**WHAT IS EXPECTED**
Comb through the entries for "наименование" and pull out each line that holds it.

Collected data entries
▬▬▬▬▬▬
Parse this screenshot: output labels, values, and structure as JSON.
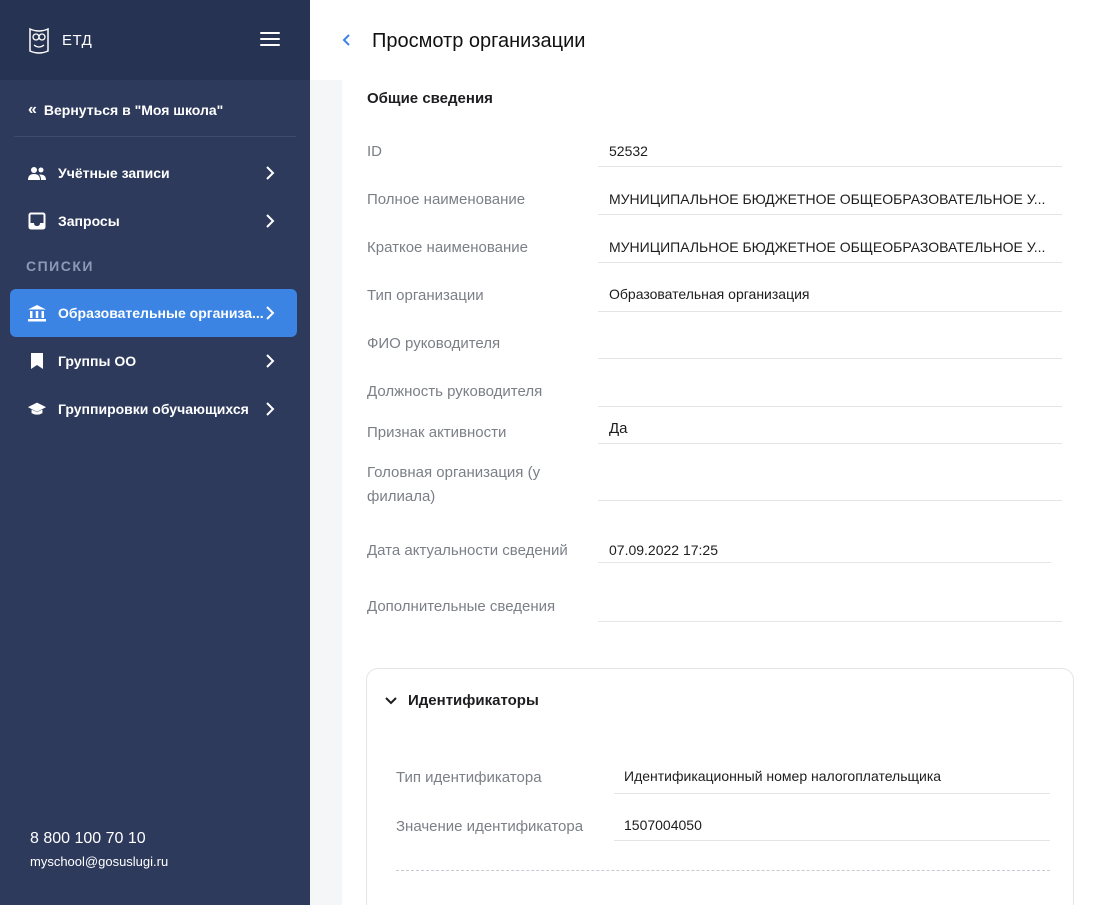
{
  "sidebar": {
    "logo_text": "ЕТД",
    "back_label": "Вернуться в \"Моя школа\"",
    "items": [
      {
        "label": "Учётные записи",
        "icon": "users-icon"
      },
      {
        "label": "Запросы",
        "icon": "inbox-icon"
      }
    ],
    "section_title": "СПИСКИ",
    "list_items": [
      {
        "label": "Образовательные организа...",
        "icon": "institution-icon",
        "active": true
      },
      {
        "label": "Группы ОО",
        "icon": "bookmark-icon",
        "active": false
      },
      {
        "label": "Группировки обучающихся",
        "icon": "graduation-cap-icon",
        "active": false
      }
    ],
    "phone": "8 800 100 70 10",
    "email": "myschool@gosuslugi.ru"
  },
  "header": {
    "title": "Просмотр организации"
  },
  "general": {
    "heading": "Общие сведения",
    "fields": [
      {
        "label": "ID",
        "value": "52532"
      },
      {
        "label": "Полное наименование",
        "value": "МУНИЦИПАЛЬНОЕ БЮДЖЕТНОЕ ОБЩЕОБРАЗОВАТЕЛЬНОЕ У..."
      },
      {
        "label": "Краткое наименование",
        "value": "МУНИЦИПАЛЬНОЕ БЮДЖЕТНОЕ ОБЩЕОБРАЗОВАТЕЛЬНОЕ У..."
      },
      {
        "label": "Тип организации",
        "value": "Образовательная организация"
      },
      {
        "label": "ФИО руководителя",
        "value": ""
      },
      {
        "label": "Должность руководителя",
        "value": ""
      },
      {
        "label": "Признак активности",
        "value": "Да"
      },
      {
        "label": "Головная организация (у филиала)",
        "value": ""
      },
      {
        "label": "Дата актуальности сведений",
        "value": "07.09.2022 17:25"
      },
      {
        "label": "Дополнительные сведения",
        "value": ""
      }
    ]
  },
  "identifiers": {
    "title": "Идентификаторы",
    "fields": [
      {
        "label": "Тип идентификатора",
        "value": "Идентификационный номер налогоплательщика"
      },
      {
        "label": "Значение идентификатора",
        "value": "1507004050"
      }
    ]
  },
  "colors": {
    "sidebar_bg": "#2d3a5c",
    "active_item": "#3b84e4",
    "accent": "#3b84e4"
  }
}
▬▬▬▬▬▬
**THE RESULT**
        "label": "Полное наименование",
        "label": "Краткое наименование",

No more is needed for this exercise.